Please write these lines out again, substituting "candlestick-body" for every "candle-body" and leaving everything else as it is.

--------------------------------------------------

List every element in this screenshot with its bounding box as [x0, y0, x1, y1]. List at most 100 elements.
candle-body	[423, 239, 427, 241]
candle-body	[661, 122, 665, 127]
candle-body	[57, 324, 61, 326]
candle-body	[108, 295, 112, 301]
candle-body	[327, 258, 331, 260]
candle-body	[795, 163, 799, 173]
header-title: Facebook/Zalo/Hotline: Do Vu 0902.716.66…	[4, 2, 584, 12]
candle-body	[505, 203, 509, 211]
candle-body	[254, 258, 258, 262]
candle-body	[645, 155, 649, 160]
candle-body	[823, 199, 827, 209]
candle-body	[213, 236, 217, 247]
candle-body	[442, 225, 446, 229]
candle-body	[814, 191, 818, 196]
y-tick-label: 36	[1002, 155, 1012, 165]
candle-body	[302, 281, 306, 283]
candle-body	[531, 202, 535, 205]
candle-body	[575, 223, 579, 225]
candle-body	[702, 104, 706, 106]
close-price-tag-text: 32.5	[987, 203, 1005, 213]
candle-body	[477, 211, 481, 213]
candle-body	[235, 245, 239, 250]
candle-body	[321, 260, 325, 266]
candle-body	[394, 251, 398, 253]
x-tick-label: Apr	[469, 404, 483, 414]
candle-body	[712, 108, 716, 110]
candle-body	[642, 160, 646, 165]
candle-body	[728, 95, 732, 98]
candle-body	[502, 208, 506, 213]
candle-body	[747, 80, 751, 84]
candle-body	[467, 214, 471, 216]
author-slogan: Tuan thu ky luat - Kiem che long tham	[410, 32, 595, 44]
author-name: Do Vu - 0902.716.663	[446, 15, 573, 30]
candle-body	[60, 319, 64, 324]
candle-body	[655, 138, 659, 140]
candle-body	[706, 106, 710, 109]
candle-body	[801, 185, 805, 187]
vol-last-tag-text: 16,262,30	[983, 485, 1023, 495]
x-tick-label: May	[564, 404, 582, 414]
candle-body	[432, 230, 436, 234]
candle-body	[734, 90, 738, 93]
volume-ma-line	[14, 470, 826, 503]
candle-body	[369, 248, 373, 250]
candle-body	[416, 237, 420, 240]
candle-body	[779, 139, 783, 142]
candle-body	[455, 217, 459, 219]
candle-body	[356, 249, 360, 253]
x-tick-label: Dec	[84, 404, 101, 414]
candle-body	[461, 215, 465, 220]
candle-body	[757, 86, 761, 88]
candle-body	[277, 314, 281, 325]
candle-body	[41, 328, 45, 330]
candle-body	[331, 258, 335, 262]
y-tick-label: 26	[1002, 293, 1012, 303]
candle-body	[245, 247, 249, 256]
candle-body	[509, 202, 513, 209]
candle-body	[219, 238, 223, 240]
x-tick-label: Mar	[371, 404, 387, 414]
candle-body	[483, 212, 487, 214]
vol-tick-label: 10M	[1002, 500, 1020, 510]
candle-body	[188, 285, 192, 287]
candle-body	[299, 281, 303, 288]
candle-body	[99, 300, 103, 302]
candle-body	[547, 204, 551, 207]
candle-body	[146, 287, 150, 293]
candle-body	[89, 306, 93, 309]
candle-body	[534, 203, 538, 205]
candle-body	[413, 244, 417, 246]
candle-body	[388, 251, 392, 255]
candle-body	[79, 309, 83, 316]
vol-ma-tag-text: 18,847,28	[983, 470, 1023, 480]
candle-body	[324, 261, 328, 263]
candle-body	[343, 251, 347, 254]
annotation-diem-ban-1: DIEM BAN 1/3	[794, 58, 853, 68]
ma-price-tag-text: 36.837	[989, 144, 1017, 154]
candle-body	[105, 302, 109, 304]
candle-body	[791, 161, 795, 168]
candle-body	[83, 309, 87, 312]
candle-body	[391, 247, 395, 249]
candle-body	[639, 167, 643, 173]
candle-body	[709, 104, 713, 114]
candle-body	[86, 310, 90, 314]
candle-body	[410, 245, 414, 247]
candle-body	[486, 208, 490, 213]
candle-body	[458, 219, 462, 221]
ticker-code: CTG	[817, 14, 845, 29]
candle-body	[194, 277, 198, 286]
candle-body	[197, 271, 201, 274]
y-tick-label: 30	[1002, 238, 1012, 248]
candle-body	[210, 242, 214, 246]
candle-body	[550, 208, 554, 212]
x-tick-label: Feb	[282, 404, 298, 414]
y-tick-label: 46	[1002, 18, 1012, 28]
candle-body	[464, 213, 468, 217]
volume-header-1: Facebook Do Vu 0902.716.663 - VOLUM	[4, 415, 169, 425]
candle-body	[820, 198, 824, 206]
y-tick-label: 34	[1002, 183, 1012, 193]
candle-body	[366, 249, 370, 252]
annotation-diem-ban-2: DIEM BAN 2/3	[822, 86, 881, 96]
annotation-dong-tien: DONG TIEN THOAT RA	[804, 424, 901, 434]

--------------------------------------------------

▶ **Output for this exercise**
List every element in this screenshot with its bounding box as [x0, y0, x1, y1]. List at most 100 elements.
candlestick-body	[423, 239, 427, 241]
candlestick-body	[661, 122, 665, 127]
candlestick-body	[57, 324, 61, 326]
candlestick-body	[108, 295, 112, 301]
candlestick-body	[327, 258, 331, 260]
candlestick-body	[795, 163, 799, 173]
header-title: Facebook/Zalo/Hotline: Do Vu 0902.716.66…	[4, 2, 584, 12]
candlestick-body	[505, 203, 509, 211]
candlestick-body	[254, 258, 258, 262]
candlestick-body	[645, 155, 649, 160]
candlestick-body	[823, 199, 827, 209]
candlestick-body	[213, 236, 217, 247]
candlestick-body	[442, 225, 446, 229]
candlestick-body	[814, 191, 818, 196]
y-tick-label: 36	[1002, 155, 1012, 165]
candlestick-body	[302, 281, 306, 283]
candlestick-body	[531, 202, 535, 205]
candlestick-body	[575, 223, 579, 225]
candlestick-body	[702, 104, 706, 106]
close-price-tag-text: 32.5	[987, 203, 1005, 213]
candlestick-body	[477, 211, 481, 213]
candlestick-body	[235, 245, 239, 250]
candlestick-body	[321, 260, 325, 266]
candlestick-body	[394, 251, 398, 253]
x-tick-label: Apr	[469, 404, 483, 414]
candlestick-body	[712, 108, 716, 110]
candlestick-body	[642, 160, 646, 165]
candlestick-body	[728, 95, 732, 98]
candlestick-body	[502, 208, 506, 213]
candlestick-body	[747, 80, 751, 84]
candlestick-body	[467, 214, 471, 216]
author-slogan: Tuan thu ky luat - Kiem che long tham	[410, 32, 595, 44]
author-name: Do Vu - 0902.716.663	[446, 15, 573, 30]
candlestick-body	[60, 319, 64, 324]
candlestick-body	[655, 138, 659, 140]
candlestick-body	[706, 106, 710, 109]
candlestick-body	[801, 185, 805, 187]
vol-last-tag-text: 16,262,30	[983, 485, 1023, 495]
x-tick-label: May	[564, 404, 582, 414]
candlestick-body	[432, 230, 436, 234]
candlestick-body	[734, 90, 738, 93]
volume-ma-line	[14, 470, 826, 503]
candlestick-body	[369, 248, 373, 250]
candlestick-body	[416, 237, 420, 240]
candlestick-body	[779, 139, 783, 142]
candlestick-body	[455, 217, 459, 219]
candlestick-body	[356, 249, 360, 253]
x-tick-label: Dec	[84, 404, 101, 414]
candlestick-body	[461, 215, 465, 220]
candlestick-body	[757, 86, 761, 88]
candlestick-body	[277, 314, 281, 325]
candlestick-body	[41, 328, 45, 330]
candlestick-body	[331, 258, 335, 262]
y-tick-label: 26	[1002, 293, 1012, 303]
candlestick-body	[245, 247, 249, 256]
candlestick-body	[509, 202, 513, 209]
candlestick-body	[219, 238, 223, 240]
x-tick-label: Mar	[371, 404, 387, 414]
candlestick-body	[483, 212, 487, 214]
vol-tick-label: 10M	[1002, 500, 1020, 510]
candlestick-body	[188, 285, 192, 287]
candlestick-body	[299, 281, 303, 288]
candlestick-body	[99, 300, 103, 302]
candlestick-body	[547, 204, 551, 207]
candlestick-body	[146, 287, 150, 293]
candlestick-body	[89, 306, 93, 309]
candlestick-body	[534, 203, 538, 205]
candlestick-body	[413, 244, 417, 246]
candlestick-body	[388, 251, 392, 255]
candlestick-body	[79, 309, 83, 316]
vol-ma-tag-text: 18,847,28	[983, 470, 1023, 480]
candlestick-body	[324, 261, 328, 263]
candlestick-body	[343, 251, 347, 254]
annotation-diem-ban-1: DIEM BAN 1/3	[794, 58, 853, 68]
ma-price-tag-text: 36.837	[989, 144, 1017, 154]
candlestick-body	[105, 302, 109, 304]
candlestick-body	[791, 161, 795, 168]
candlestick-body	[83, 309, 87, 312]
candlestick-body	[391, 247, 395, 249]
candlestick-body	[639, 167, 643, 173]
candlestick-body	[709, 104, 713, 114]
candlestick-body	[86, 310, 90, 314]
candlestick-body	[410, 245, 414, 247]
candlestick-body	[486, 208, 490, 213]
candlestick-body	[458, 219, 462, 221]
ticker-code: CTG	[817, 14, 845, 29]
candlestick-body	[194, 277, 198, 286]
candlestick-body	[197, 271, 201, 274]
y-tick-label: 30	[1002, 238, 1012, 248]
candlestick-body	[210, 242, 214, 246]
candlestick-body	[550, 208, 554, 212]
x-tick-label: Feb	[282, 404, 298, 414]
y-tick-label: 46	[1002, 18, 1012, 28]
candlestick-body	[464, 213, 468, 217]
volume-header-1: Facebook Do Vu 0902.716.663 - VOLUM	[4, 415, 169, 425]
candlestick-body	[820, 198, 824, 206]
y-tick-label: 34	[1002, 183, 1012, 193]
candlestick-body	[366, 249, 370, 252]
annotation-diem-ban-2: DIEM BAN 2/3	[822, 86, 881, 96]
annotation-dong-tien: DONG TIEN THOAT RA	[804, 424, 901, 434]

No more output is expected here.